(Beginning of QUOTED PASSAGE)

Nuts and bolts, I don’t see bioproduction being disfavored since it’s “hard to tame”. We’re getting a lot better at bending it to our will. I think it’s losing ground for reasons of metabolism and chemical environment. Biological systems grow up step by step and each step needs to take place in an environment that’s basically congenial to all the others, so you get complicated pathways that take place in mild conditions, and overall energetics that are the sum of many punishing overpotentials. And of course it can't handle compounds that can't form in water, at neutral pH, at STP, etc.
The energy story explains our long slow transition from biomaterials. The materials of the future have always been made out of energy. From copper to bronze to iron, from iron to Al and Mg, from mud to brick and stone to concrete, wood to engineered wood and plastic, cotton or rubber to nylon or synthetics, the materials future has been getting less about an investment of material and more about an investment of energy. And so biology’s advantages in distributed production and chemical complexity feel less relevant for making the materials the future is made from.
> Nuts and bolts, I don’t see bioproduction being disfavored since it’s “hard to tame”. We’re getting a lot better at bending it to our will.
Fair enough. People have suggested that bio is nice because the process to make something is already solved: just make a gene and transfect yeast. That's hard to do and you might get low yield or a nonfunctional product, but at least you don't have to worry about something like retrosynthesis.
On the Chintapalli paper: excellent, I loved the note Orca posted on this topic (some discussion here: https://splittinginfinity.substack.com/p/links-14) so it's great that it's out in a more cite-able form. I'll give it a read!
When chemistry replaces biology it can feel promethean. Shun the legacy machinery, take our fates into our own hands. Cars so we don’t have to enslave horses to move around. Steel so we don’t need to wait for a forest to grow to build a bridge. Synthetic fertilizer to end our parasitism on bird poop etc.
The new biological technologies like enhanced agronomy or precision fermentation often seem about intensifying and fortifying our dependence on nature. Chemical technologies by contrast seem to be about cutting ties and going our own way.
The bio way fits with a lot of peoples biases about what’s natural and right. But with 10B people on planet earth, humans and livestock now the overwhelming majority of large land biomass, more than half the inhabitable surface of the planet cleared for our use, at some point this picture that we still exist as part of a natural system starts feeling fake. The spectre of Moloch is totally there but going our separate ways starts feeling like the kinder thing to do.
That's a great way to frame it: with the low efficiency of agriculture any system that feeds billions of people won't be very natural. Building a more efficient system feels icky but saves a lot of wildlife.
How about a chemical synthesis path where water containing the relevant chemicals is pushed through a porous substrate containing attached enzymes. A technique similar to how lactose free milk is made.
Like biosynthesis, but only using the parts of the cell you need and skipping out all the other stuff.
Yes! This is used for example when processing algae into algal biofuels.
These kinds of separations work well for high value products, but they're expensive enough to be cost prohibitive for things like food products (with some exceptions). Separations are a big cost driver for precision fermentation:
It's a slightly different situation because sometimes you can get the yeast to eject the product into the culture medium rather than destroying the yeast to harvest the product. Even then, the costs are high enough that fermentation companies are struggling to produce food products (but finding success in pharma).

(End of QUOTED PASSAGE)

* _YOUR GOAL_:
Answer these questions from the thread on biological versus chemical production:
1. What kinds of compounds does the first post say biological systems can't handle?
2. What technique is the enzyme-substrate synthesis path compared to?
3. Where are fermentation companies said to be finding success?

(Beginning of SUPPLIED MATERIAL)

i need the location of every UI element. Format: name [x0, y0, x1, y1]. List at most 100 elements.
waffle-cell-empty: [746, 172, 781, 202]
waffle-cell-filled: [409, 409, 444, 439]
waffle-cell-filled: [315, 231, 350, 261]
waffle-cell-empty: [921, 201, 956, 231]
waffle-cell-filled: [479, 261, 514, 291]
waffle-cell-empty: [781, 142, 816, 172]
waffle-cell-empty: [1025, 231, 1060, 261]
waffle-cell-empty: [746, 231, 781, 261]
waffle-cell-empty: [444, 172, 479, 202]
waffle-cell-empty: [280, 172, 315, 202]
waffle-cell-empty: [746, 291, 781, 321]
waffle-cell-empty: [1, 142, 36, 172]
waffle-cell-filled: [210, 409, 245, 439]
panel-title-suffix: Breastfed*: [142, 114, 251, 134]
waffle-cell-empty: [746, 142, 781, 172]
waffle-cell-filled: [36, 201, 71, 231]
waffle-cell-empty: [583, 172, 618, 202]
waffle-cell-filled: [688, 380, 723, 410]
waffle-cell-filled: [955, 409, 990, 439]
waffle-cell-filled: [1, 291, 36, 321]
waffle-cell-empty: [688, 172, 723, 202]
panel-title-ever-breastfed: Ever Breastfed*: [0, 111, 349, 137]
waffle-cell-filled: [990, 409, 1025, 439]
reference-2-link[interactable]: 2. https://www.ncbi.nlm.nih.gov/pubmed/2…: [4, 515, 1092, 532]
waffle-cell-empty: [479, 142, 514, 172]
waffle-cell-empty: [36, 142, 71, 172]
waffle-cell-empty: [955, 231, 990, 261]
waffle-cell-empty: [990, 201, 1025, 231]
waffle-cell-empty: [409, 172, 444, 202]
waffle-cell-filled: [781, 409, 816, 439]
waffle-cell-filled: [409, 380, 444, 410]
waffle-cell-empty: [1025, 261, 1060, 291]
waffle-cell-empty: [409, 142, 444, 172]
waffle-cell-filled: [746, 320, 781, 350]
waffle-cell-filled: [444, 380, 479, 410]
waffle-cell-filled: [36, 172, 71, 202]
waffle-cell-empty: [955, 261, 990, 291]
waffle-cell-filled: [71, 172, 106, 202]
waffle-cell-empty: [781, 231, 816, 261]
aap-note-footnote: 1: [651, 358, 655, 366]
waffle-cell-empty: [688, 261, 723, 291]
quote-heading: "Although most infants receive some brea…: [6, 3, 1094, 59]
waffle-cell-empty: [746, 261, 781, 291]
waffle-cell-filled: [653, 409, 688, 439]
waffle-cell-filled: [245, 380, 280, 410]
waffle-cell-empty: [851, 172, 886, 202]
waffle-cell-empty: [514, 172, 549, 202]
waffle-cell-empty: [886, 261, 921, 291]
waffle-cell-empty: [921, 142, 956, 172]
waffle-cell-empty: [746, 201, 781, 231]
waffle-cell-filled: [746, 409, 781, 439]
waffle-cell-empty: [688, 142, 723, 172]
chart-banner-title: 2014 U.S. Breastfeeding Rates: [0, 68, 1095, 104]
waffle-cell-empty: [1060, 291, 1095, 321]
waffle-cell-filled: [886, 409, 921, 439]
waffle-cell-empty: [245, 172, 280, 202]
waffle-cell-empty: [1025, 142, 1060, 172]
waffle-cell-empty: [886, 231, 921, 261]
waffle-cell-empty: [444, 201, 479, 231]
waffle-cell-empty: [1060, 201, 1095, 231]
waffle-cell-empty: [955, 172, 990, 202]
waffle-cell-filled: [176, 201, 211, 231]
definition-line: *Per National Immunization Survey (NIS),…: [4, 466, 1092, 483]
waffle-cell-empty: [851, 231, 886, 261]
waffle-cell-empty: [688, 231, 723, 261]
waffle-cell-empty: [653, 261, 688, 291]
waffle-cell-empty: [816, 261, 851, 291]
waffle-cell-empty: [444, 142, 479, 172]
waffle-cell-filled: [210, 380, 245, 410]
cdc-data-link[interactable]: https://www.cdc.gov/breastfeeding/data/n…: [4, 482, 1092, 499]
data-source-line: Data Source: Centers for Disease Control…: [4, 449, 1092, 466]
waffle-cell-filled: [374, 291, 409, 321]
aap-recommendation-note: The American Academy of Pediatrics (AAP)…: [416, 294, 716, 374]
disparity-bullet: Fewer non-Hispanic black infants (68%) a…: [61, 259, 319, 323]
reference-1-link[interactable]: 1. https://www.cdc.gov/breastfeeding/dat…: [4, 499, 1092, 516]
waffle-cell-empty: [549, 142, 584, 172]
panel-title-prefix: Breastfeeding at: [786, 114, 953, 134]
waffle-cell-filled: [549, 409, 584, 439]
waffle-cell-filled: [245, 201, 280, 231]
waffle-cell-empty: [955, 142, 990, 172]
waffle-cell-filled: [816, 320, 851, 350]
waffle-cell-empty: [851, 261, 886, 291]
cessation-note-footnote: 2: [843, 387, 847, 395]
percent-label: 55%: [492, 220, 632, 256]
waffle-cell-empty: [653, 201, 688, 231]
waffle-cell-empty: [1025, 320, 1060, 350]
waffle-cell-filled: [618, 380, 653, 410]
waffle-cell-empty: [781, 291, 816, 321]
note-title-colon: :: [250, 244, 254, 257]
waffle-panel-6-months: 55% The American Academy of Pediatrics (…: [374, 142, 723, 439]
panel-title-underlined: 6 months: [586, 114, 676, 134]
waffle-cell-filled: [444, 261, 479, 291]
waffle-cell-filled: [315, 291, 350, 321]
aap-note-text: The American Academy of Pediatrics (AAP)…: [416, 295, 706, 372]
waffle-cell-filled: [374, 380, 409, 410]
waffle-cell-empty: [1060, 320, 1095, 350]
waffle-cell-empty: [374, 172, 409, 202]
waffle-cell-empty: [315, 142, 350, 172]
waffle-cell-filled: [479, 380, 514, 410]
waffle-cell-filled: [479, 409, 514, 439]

(End of SUPPLIED MATERIAL)

* _RESULT FOR THIS TASK_:
1. Compounds that can't form in water, at neutral pH, at STP, and so on.
2. The way lactose-free milk is made.
3. In pharma.